____ TEXT BLOCK

Mitigation 2 — Probabilistic Early Recomputation (PER):
Before a key expires, recompute it with increasing probability as the TTL approaches zero. No locking required.
# On every cache read:
remaining_ttl = cache.TTL(key)
recompute_probability = exp(-remaining_ttl / β) # β controls aggressiveness
if random() < recompute_probability:
value = db.fetch(key) # recompute early
cache.SET(key, value, full_TTL) # reset TTL
return value
else:
return cached_value # serve current valueWith β tuned to ~2–5× the recompute cost, entries are refreshed before expiry with high probability — the cache never actually expires for hot keys.
Mitigation 3 — Background Refresh:
Cache entries are never allowed to expire during active traffic. A background thread refreshes each key before its TTL elapses. The application always reads a valid (possibly slightly stale) entry.
Scheduler: every (TTL - refresh_buffer) seconds:
value = db.fetch(key)
cache.SET(key, value, TTL)Effective for known hot keys. Does not scale to millions of distinct keys.
Cache Penetration
Requests for keys that do not exist in the DB. These always miss the cache and always hit the DB — the cache provides no protection.
Common cause: invalid user input (GET /users/999999999), deleted records, or deliberate attacks probing non-existent IDs.
Mitigation 1 — Cache null results:
value = cache.GET(key)
if value is CACHE_NULL_SENTINEL:
return 404 # cached absence
if value is MISS:
value = db.fetch(key)
if value is None:
cache.SET(key, CACHE_NULL_SENTINEL, EX=60) # cache the absence
return 404
cache.SET(key, value, EX=300)Risk: an attacker probing many different non-existent keys fills the cache with null sentinels.
Mitigation 2 — Bloom filter:
Load a Bloom filter with all existing keys. On a request, check the Bloom filter first. “Definitely not in DB” → return 404 immediately, no cache or DB query.
Cache Avalanche
Many cache keys expire at the same time, causing a burst of DB queries simultaneously. Common cause: a bulk cache load with the same TTL for all keys — all expire at the same time.
# Cache warmed at startup with TTL=3600 for all keys:
for key, value in data.items():
cache.SET(key, value, EX=3600)
# One hour later: ALL keys expire simultaneously
# Every request misses cache and hits DBMitigation — TTL jitter:
Add a random offset to each key’s TTL so expiries are spread across a time window.

________

→ **REQUIRED TASKS**:
1 – Transcribe a passage from the caching text, beginning at the words "Common cause: invalid" and stopping after "value = cache.GET(key)".
2 – Using the caching text, answer these questions:
(a) Under Background Refresh, what kind of entry does the application always read?
(b) What are the common causes of cache penetration?
(c) What does TTL jitter do to prevent a cache avalanche?
The records can be left aside.

____ RECORDED DATA

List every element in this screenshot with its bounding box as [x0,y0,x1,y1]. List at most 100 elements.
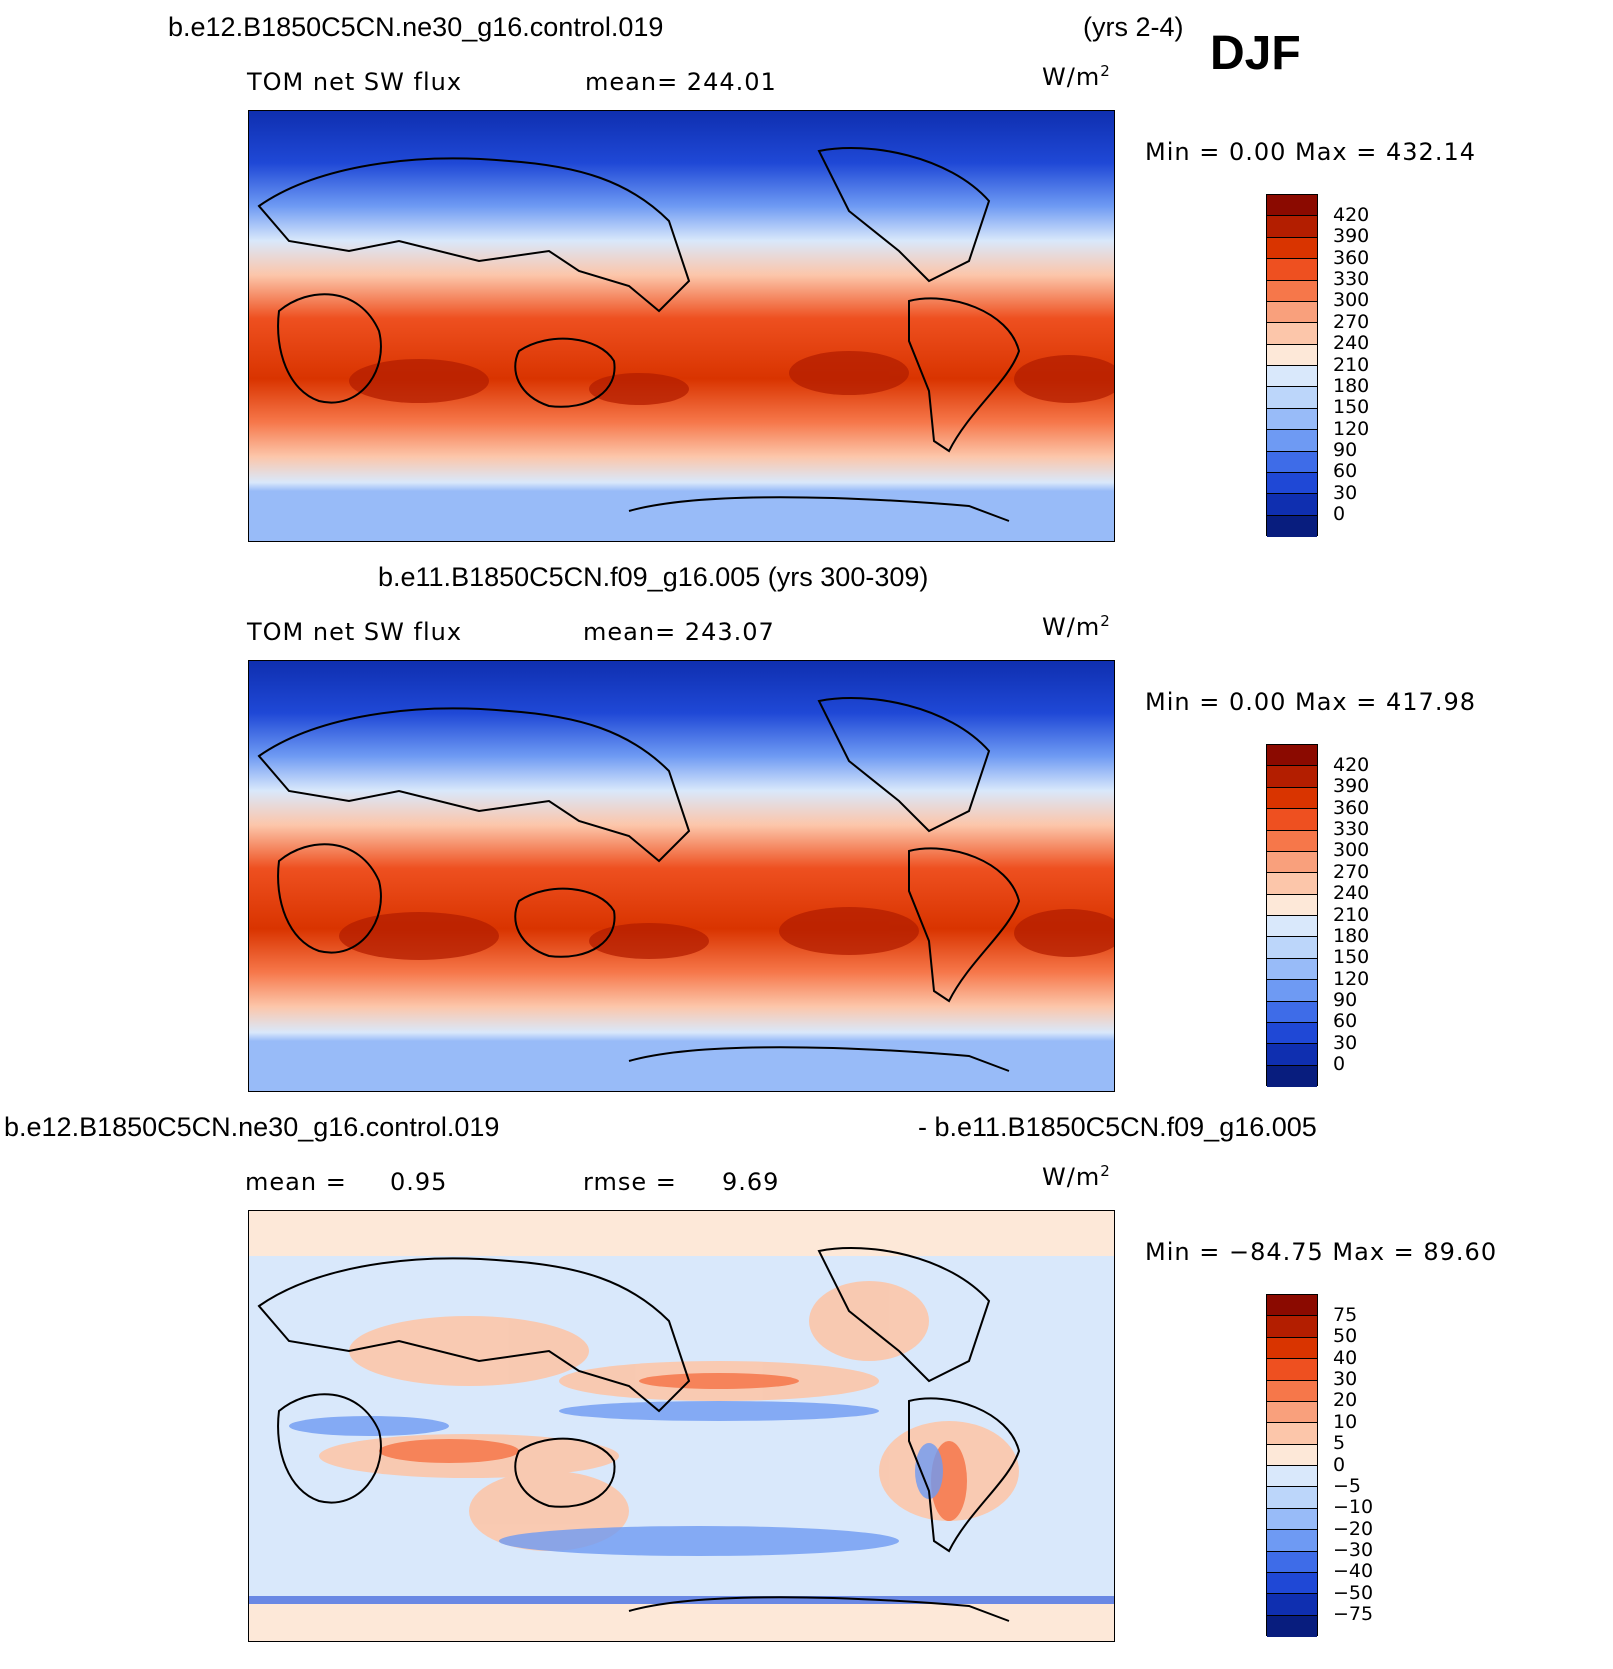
panel1-variable: TOM net SW flux [247,68,463,96]
colorbar-level-label: 50 [1333,1325,1358,1348]
panel3-units: W/m2 [1042,1162,1111,1191]
panel1-map-svg [249,111,1114,541]
colorbar-segment [1267,259,1317,281]
colorbar-level-label: 420 [1333,753,1370,776]
panel3-minmax: Min = −84.75 Max = 89.60 [1145,1238,1498,1266]
colorbar-segment [1267,1572,1317,1595]
panel3-mean-label: mean = [245,1168,347,1196]
colorbar-segment [1267,494,1317,516]
panel3-title-right: - b.e11.B1850C5CN.f09_g16.005 [918,1112,1317,1142]
colorbar-level-label: 75 [1333,1303,1358,1326]
colorbar-segment [1267,1001,1317,1023]
panel3-coastlines [257,1247,1021,1622]
colorbar-segment [1267,937,1317,959]
colorbar-level-label: 30 [1333,481,1358,504]
colorbar-level-label: 210 [1333,903,1370,926]
colorbar-segment [1267,280,1317,302]
colorbar-segment [1267,894,1317,916]
colorbar-segment [1267,809,1317,831]
colorbar-level-label: 20 [1333,1389,1358,1412]
panel1-units: W/m2 [1042,62,1111,91]
panel1-mean: mean= 244.01 [585,68,777,96]
colorbar-level-label: 0 [1333,1453,1346,1476]
colorbar-level-label: 330 [1333,268,1370,290]
panel3-mean-value: 0.95 [390,1168,448,1196]
panel2-map [248,660,1115,1092]
colorbar-segment [1267,1423,1317,1445]
colorbar-level-label: 90 [1333,439,1358,461]
colorbar-level-label: 360 [1333,246,1370,269]
panel2-minmax: Min = 0.00 Max = 417.98 [1145,688,1476,716]
colorbar-level-label: 0 [1333,1053,1346,1076]
panel1-minmax: Min = 0.00 Max = 432.14 [1145,138,1476,166]
colorbar-segment [1267,323,1317,345]
colorbar-segment [1267,408,1317,431]
panel2-mean: mean= 243.07 [583,618,775,646]
colorbar-segment [1267,387,1317,409]
colorbar-segment [1267,515,1317,537]
colorbar-segment [1267,1065,1317,1087]
years1-label: (yrs 2-4) [1083,12,1184,42]
colorbar-level-label: 60 [1333,1010,1358,1033]
colorbar-segment [1267,195,1317,217]
colorbar-level-label: −30 [1333,1539,1374,1561]
panel1-colorbar [1266,194,1318,537]
colorbar-level-label: 210 [1333,353,1370,376]
colorbar-segment [1267,1359,1317,1381]
colorbar-segment [1267,1401,1317,1424]
panel3-rmse-value: 9.69 [722,1168,780,1196]
colorbar-level-label: 300 [1333,839,1370,862]
colorbar-segment [1267,916,1317,938]
colorbar-segment [1267,1044,1317,1066]
colorbar-level-label: 90 [1333,989,1358,1011]
colorbar-level-label: −40 [1333,1560,1374,1583]
colorbar-level-label: 5 [1333,1432,1346,1455]
colorbar-level-label: 30 [1333,1031,1358,1054]
panel2-coastlines [257,697,1021,1072]
colorbar-segment [1267,1615,1317,1637]
colorbar-segment [1267,430,1317,452]
panel3-map [248,1210,1115,1642]
colorbar-level-label: 180 [1333,924,1370,947]
panel3-title-left: b.e12.B1850C5CN.ne30_g16.control.019 [4,1112,500,1142]
colorbar-segment [1267,1466,1317,1488]
colorbar-level-label: −10 [1333,1496,1374,1519]
colorbar-segment [1267,451,1317,473]
colorbar-level-label: 150 [1333,946,1370,969]
colorbar-segment [1267,851,1317,874]
colorbar-segment [1267,1316,1317,1338]
colorbar-level-label: 30 [1333,1368,1358,1390]
colorbar-segment [1267,766,1317,788]
colorbar-level-label: 270 [1333,310,1370,333]
colorbar-level-label: 60 [1333,460,1358,483]
colorbar-level-label: 330 [1333,818,1370,840]
colorbar-segment [1267,366,1317,388]
colorbar-segment [1267,980,1317,1002]
panel2-maxima [339,907,1114,960]
colorbar-level-label: 180 [1333,374,1370,397]
colorbar-level-label: 360 [1333,796,1370,819]
colorbar-segment [1267,216,1317,238]
panel1-maxima [349,351,1114,405]
colorbar-segment [1267,472,1317,495]
panel2-map-svg [249,661,1114,1091]
colorbar-segment [1267,1380,1317,1402]
colorbar-segment [1267,344,1317,366]
colorbar-level-label: 240 [1333,332,1370,355]
panel1-map [248,110,1115,542]
colorbar-level-label: −20 [1333,1517,1374,1540]
colorbar-level-label: 420 [1333,203,1370,226]
colorbar-level-label: 10 [1333,1410,1358,1433]
panel3-colorbar [1266,1294,1318,1637]
panel3-map-svg [249,1211,1114,1641]
colorbar-segment [1267,1530,1317,1552]
colorbar-level-label: −5 [1333,1474,1362,1497]
colorbar-level-label: −75 [1333,1603,1374,1626]
case1-title: b.e12.B1850C5CN.ne30_g16.control.019 [168,12,664,42]
colorbar-segment [1267,237,1317,260]
colorbar-segment [1267,958,1317,981]
colorbar-level-label: 120 [1333,967,1370,990]
colorbar-segment [1267,787,1317,810]
colorbar-segment [1267,1295,1317,1317]
colorbar-level-label: 300 [1333,289,1370,312]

________

→ **ANSWER LIST**:
1 –
Common cause: invalid user input (GET /users/999999999), deleted records, or deliberate attacks probing non-existent IDs.
Mitigation 1 — Cache null results:
value = cache.GET(key)

2 –
(a) A valid, possibly slightly stale, entry.
(b) Invalid user input, deleted records, or deliberate attacks probing non-existent IDs.
(c) It adds a random offset to each key's TTL so that expiries are spread across a time window.